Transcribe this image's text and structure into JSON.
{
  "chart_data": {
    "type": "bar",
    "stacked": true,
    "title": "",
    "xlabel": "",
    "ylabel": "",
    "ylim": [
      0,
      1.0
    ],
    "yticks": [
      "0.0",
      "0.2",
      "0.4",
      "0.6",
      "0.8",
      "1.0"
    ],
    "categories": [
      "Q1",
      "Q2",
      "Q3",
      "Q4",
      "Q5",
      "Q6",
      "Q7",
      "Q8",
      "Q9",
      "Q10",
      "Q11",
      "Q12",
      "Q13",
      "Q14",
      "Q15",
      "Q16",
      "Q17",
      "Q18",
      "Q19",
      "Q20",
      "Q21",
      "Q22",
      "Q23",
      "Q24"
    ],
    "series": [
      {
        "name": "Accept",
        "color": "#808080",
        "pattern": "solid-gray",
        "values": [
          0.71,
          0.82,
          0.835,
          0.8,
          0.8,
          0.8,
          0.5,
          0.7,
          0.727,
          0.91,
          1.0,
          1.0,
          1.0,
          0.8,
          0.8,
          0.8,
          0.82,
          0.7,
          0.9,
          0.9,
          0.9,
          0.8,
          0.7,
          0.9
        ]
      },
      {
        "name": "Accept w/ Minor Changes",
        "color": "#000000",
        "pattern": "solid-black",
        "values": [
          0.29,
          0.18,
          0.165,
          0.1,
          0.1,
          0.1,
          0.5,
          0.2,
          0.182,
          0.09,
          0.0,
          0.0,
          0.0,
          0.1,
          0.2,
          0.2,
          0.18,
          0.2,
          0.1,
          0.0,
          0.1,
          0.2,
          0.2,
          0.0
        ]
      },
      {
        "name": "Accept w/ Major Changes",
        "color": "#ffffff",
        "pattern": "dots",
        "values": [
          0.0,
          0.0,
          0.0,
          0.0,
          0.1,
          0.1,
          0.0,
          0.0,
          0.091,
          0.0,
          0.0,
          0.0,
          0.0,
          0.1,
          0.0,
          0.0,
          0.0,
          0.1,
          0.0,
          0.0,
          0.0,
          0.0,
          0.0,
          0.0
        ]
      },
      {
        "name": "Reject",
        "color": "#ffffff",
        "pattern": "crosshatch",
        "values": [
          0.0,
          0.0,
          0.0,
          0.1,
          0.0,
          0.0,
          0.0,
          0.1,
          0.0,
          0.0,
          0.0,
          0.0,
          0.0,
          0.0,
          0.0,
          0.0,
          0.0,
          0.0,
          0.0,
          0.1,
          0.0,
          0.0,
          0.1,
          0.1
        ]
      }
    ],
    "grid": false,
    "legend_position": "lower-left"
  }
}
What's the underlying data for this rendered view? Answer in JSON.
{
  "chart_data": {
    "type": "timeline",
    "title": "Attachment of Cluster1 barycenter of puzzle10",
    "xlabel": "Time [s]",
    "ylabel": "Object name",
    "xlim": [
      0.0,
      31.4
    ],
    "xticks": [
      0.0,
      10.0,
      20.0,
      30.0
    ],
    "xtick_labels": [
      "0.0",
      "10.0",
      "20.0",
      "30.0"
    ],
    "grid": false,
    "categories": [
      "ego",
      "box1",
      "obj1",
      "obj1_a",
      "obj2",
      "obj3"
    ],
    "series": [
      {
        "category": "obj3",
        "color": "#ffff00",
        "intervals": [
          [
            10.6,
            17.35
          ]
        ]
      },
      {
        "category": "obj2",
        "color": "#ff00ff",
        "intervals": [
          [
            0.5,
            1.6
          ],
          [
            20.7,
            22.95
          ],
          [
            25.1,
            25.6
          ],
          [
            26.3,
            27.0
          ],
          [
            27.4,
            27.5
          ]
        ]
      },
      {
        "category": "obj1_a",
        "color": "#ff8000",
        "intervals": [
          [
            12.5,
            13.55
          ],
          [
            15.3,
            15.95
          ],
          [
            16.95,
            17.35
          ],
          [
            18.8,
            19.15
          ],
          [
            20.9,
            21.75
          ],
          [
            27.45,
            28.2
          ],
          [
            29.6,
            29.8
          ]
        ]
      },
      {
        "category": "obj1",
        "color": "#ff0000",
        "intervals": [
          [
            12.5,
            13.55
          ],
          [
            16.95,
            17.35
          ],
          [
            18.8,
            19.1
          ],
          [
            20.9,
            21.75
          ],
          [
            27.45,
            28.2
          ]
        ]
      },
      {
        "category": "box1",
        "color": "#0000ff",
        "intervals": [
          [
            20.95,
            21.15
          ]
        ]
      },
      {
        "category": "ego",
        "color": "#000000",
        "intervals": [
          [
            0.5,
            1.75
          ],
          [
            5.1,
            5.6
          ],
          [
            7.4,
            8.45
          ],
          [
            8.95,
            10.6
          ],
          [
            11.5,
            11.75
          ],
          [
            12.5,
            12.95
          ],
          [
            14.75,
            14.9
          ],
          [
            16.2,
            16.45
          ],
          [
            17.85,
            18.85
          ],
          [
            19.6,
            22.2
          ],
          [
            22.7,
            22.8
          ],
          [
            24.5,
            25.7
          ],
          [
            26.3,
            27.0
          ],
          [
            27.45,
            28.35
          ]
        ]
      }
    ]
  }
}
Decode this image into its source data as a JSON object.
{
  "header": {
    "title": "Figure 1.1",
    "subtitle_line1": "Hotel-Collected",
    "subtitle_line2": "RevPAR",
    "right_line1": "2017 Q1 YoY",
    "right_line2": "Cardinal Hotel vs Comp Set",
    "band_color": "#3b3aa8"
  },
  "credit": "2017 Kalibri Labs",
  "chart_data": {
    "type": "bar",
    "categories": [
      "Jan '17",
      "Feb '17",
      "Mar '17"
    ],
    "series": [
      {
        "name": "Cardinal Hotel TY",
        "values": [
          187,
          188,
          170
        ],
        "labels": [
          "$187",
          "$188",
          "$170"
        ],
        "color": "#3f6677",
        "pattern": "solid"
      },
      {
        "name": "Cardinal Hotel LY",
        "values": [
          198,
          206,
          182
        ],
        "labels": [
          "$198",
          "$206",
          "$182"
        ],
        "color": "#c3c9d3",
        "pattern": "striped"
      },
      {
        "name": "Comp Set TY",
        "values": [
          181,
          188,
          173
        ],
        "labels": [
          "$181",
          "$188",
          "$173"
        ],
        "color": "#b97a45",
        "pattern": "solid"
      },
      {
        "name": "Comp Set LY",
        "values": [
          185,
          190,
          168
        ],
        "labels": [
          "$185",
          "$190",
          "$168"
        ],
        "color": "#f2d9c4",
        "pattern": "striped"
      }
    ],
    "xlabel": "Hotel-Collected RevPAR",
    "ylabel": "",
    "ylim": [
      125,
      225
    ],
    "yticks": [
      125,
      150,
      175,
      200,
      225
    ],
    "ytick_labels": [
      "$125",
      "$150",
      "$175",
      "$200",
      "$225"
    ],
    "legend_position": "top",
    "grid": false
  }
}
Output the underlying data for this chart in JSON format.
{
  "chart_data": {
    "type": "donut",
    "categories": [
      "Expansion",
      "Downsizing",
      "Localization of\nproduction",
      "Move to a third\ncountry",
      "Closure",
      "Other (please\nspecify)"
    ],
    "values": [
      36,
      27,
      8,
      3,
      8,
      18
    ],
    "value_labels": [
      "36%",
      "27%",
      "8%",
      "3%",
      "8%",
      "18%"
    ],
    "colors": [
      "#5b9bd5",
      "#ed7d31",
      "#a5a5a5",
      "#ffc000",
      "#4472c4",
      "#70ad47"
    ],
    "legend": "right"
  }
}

TASK DESCRIPTION: From the data above, copy each line where the string "category" appears.

OUTPUT:
        "category": "obj3",
        "category": "obj2",
        "category": "obj1_a",
        "category": "obj1",
        "category": "box1",
        "category": "ego",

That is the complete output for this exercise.